▸ **WORK TO COMPLETE**
Extract each line of the data below exactly as written.

START INPUT MATERIAL

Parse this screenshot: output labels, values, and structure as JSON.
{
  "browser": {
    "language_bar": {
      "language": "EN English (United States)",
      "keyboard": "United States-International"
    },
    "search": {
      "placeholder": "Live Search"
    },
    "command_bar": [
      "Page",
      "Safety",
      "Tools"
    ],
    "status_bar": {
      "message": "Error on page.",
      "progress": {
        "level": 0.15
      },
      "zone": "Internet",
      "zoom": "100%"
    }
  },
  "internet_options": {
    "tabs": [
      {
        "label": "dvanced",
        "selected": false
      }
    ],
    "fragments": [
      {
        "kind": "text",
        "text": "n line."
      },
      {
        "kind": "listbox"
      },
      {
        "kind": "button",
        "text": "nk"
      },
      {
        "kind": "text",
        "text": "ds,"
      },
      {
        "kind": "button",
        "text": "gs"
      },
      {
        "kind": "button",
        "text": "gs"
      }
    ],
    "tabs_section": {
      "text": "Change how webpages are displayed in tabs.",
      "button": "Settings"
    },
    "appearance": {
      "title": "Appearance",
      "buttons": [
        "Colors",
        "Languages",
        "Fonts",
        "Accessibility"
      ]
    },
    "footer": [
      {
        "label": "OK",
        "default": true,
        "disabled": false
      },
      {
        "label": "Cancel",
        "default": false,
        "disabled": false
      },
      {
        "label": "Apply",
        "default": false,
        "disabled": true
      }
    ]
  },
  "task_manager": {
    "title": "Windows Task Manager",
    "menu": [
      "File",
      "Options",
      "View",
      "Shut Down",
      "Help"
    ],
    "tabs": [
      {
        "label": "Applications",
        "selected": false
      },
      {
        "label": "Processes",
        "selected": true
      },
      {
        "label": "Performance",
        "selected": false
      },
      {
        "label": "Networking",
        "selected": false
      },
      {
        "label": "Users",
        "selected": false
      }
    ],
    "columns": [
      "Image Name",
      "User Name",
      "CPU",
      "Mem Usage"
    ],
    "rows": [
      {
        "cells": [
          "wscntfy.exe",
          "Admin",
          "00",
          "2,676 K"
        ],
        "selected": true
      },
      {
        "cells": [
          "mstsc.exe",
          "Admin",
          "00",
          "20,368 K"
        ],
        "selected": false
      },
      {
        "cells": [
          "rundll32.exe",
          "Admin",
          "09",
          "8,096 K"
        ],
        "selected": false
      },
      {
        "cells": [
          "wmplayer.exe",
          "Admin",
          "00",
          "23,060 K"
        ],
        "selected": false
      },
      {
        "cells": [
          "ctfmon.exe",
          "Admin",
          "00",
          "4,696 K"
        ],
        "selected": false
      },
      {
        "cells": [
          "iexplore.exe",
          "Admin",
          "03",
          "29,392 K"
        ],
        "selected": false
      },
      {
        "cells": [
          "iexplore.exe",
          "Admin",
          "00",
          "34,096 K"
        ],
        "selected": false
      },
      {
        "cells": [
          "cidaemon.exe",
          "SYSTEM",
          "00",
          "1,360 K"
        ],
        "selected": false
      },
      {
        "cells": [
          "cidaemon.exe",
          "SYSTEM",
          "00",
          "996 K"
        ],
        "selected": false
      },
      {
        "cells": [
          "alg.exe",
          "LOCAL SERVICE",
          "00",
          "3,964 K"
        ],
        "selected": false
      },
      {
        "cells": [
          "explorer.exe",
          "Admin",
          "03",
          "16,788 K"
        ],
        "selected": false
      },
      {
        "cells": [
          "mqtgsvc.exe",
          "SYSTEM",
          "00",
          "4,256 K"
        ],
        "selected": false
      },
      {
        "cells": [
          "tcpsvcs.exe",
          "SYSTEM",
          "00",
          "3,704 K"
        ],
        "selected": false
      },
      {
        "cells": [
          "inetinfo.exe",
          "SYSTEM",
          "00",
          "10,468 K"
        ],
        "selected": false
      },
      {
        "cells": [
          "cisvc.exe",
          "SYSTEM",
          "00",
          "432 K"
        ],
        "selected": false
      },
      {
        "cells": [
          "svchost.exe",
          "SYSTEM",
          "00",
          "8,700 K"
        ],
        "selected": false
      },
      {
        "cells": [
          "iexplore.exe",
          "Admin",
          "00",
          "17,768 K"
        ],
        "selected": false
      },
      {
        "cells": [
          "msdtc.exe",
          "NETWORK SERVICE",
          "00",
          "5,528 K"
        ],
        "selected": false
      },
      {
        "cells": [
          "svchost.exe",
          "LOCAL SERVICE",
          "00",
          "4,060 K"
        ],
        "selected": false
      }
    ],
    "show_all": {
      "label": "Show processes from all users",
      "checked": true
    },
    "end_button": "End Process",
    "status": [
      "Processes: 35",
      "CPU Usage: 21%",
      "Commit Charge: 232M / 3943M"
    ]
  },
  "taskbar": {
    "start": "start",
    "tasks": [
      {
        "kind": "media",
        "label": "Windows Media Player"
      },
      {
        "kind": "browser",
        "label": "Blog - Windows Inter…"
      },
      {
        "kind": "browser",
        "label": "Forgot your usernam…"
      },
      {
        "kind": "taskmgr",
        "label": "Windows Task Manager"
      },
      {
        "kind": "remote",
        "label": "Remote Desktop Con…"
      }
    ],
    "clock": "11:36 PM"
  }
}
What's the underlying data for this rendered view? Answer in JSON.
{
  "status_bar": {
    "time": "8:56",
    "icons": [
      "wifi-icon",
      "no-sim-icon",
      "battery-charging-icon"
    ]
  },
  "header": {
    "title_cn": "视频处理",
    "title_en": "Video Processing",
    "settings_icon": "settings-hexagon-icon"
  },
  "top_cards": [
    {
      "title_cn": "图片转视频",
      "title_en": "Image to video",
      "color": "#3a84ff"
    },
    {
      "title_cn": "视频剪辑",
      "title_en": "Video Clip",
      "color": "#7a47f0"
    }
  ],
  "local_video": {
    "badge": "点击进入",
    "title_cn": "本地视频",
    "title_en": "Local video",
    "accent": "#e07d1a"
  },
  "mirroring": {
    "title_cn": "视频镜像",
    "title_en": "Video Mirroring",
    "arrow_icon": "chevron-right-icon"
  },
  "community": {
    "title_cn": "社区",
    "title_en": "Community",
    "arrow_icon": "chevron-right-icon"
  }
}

END INPUT MATERIAL

▸ **THE REPLY**
Parse this screenshot: output labels, values, and structure as JSON.
{
  "browser": {
    "language_bar": {
      "language": "EN English (United States)",
      "keyboard": "United States-International"
    },
    "search": {
      "placeholder": "Live Search"
    },
    "command_bar": [
      "Page",
      "Safety",
      "Tools"
    ],
    "status_bar": {
      "message": "Error on page.",
      "progress": {
        "level": 0.15
      },
      "zone": "Internet",
      "zoom": "100%"
    }
  },
  "internet_options": {
    "tabs": [
      {
        "label": "dvanced",
        "selected": false
      }
    ],
    "fragments": [
      {
        "kind": "text",
        "text": "n line."
      },
      {
        "kind": "listbox"
      },
      {
        "kind": "button",
        "text": "nk"
      },
      {
        "kind": "text",
        "text": "ds,"
      },
      {
        "kind": "button",
        "text": "gs"
      },
      {
        "kind": "button",
        "text": "gs"
      }
    ],
    "tabs_section": {
      "text": "Change how webpages are displayed in tabs.",
      "button": "Settings"
    },
    "appearance": {
      "title": "Appearance",
      "buttons": [
        "Colors",
        "Languages",
        "Fonts",
        "Accessibility"
      ]
    },
    "footer": [
      {
        "label": "OK",
        "default": true,
        "disabled": false
      },
      {
        "label": "Cancel",
        "default": false,
        "disabled": false
      },
      {
        "label": "Apply",
        "default": false,
        "disabled": true
      }
    ]
  },
  "task_manager": {
    "title": "Windows Task Manager",
    "menu": [
      "File",
      "Options",
      "View",
      "Shut Down",
      "Help"
    ],
    "tabs": [
      {
        "label": "Applications",
        "selected": false
      },
      {
        "label": "Processes",
        "selected": true
      },
      {
        "label": "Performance",
        "selected": false
      },
      {
        "label": "Networking",
        "selected": false
      },
      {
        "label": "Users",
        "selected": false
      }
    ],
    "columns": [
      "Image Name",
      "User Name",
      "CPU",
      "Mem Usage"
    ],
    "rows": [
      {
        "cells": [
          "wscntfy.exe",
          "Admin",
          "00",
          "2,676 K"
        ],
        "selected": true
      },
      {
        "cells": [
          "mstsc.exe",
          "Admin",
          "00",
          "20,368 K"
        ],
        "selected": false
      },
      {
        "cells": [
          "rundll32.exe",
          "Admin",
          "09",
          "8,096 K"
        ],
        "selected": false
      },
      {
        "cells": [
          "wmplayer.exe",
          "Admin",
          "00",
          "23,060 K"
        ],
        "selected": false
      },
      {
        "cells": [
          "ctfmon.exe",
          "Admin",
          "00",
          "4,696 K"
        ],
        "selected": false
      },
      {
        "cells": [
          "iexplore.exe",
          "Admin",
          "03",
          "29,392 K"
        ],
        "selected": false
      },
      {
        "cells": [
          "iexplore.exe",
          "Admin",
          "00",
          "34,096 K"
        ],
        "selected": false
      },
      {
        "cells": [
          "cidaemon.exe",
          "SYSTEM",
          "00",
          "1,360 K"
        ],
        "selected": false
      },
      {
        "cells": [
          "cidaemon.exe",
          "SYSTEM",
          "00",
          "996 K"
        ],
        "selected": false
      },
      {
        "cells": [
          "alg.exe",
          "LOCAL SERVICE",
          "00",
          "3,964 K"
        ],
        "selected": false
      },
      {
        "cells": [
          "explorer.exe",
          "Admin",
          "03",
          "16,788 K"
        ],
        "selected": false
      },
      {
        "cells": [
          "mqtgsvc.exe",
          "SYSTEM",
          "00",
          "4,256 K"
        ],
        "selected": false
      },
      {
        "cells": [
          "tcpsvcs.exe",
          "SYSTEM",
          "00",
          "3,704 K"
        ],
        "selected": false
      },
      {
        "cells": [
          "inetinfo.exe",
          "SYSTEM",
          "00",
          "10,468 K"
        ],
        "selected": false
      },
      {
        "cells": [
          "cisvc.exe",
          "SYSTEM",
          "00",
          "432 K"
        ],
        "selected": false
      },
      {
        "cells": [
          "svchost.exe",
          "SYSTEM",
          "00",
          "8,700 K"
        ],
        "selected": false
      },
      {
        "cells": [
          "iexplore.exe",
          "Admin",
          "00",
          "17,768 K"
        ],
        "selected": false
      },
      {
        "cells": [
          "msdtc.exe",
          "NETWORK SERVICE",
          "00",
          "5,528 K"
        ],
        "selected": false
      },
      {
        "cells": [
          "svchost.exe",
          "LOCAL SERVICE",
          "00",
          "4,060 K"
        ],
        "selected": false
      }
    ],
    "show_all": {
      "label": "Show processes from all users",
      "checked": true
    },
    "end_button": "End Process",
    "status": [
      "Processes: 35",
      "CPU Usage: 21%",
      "Commit Charge: 232M / 3943M"
    ]
  },
  "taskbar": {
    "start": "start",
    "tasks": [
      {
        "kind": "media",
        "label": "Windows Media Player"
      },
      {
        "kind": "browser",
        "label": "Blog - Windows Inter…"
      },
      {
        "kind": "browser",
        "label": "Forgot your usernam…"
      },
      {
        "kind": "taskmgr",
        "label": "Windows Task Manager"
      },
      {
        "kind": "remote",
        "label": "Remote Desktop Con…"
      }
    ],
    "clock": "11:36 PM"
  }
}
What's the underlying data for this rendered view? Answer in JSON.
{
  "status_bar": {
    "time": "8:56",
    "icons": [
      "wifi-icon",
      "no-sim-icon",
      "battery-charging-icon"
    ]
  },
  "header": {
    "title_cn": "视频处理",
    "title_en": "Video Processing",
    "settings_icon": "settings-hexagon-icon"
  },
  "top_cards": [
    {
      "title_cn": "图片转视频",
      "title_en": "Image to video",
      "color": "#3a84ff"
    },
    {
      "title_cn": "视频剪辑",
      "title_en": "Video Clip",
      "color": "#7a47f0"
    }
  ],
  "local_video": {
    "badge": "点击进入",
    "title_cn": "本地视频",
    "title_en": "Local video",
    "accent": "#e07d1a"
  },
  "mirroring": {
    "title_cn": "视频镜像",
    "title_en": "Video Mirroring",
    "arrow_icon": "chevron-right-icon"
  },
  "community": {
    "title_cn": "社区",
    "title_en": "Community",
    "arrow_icon": "chevron-right-icon"
  }
}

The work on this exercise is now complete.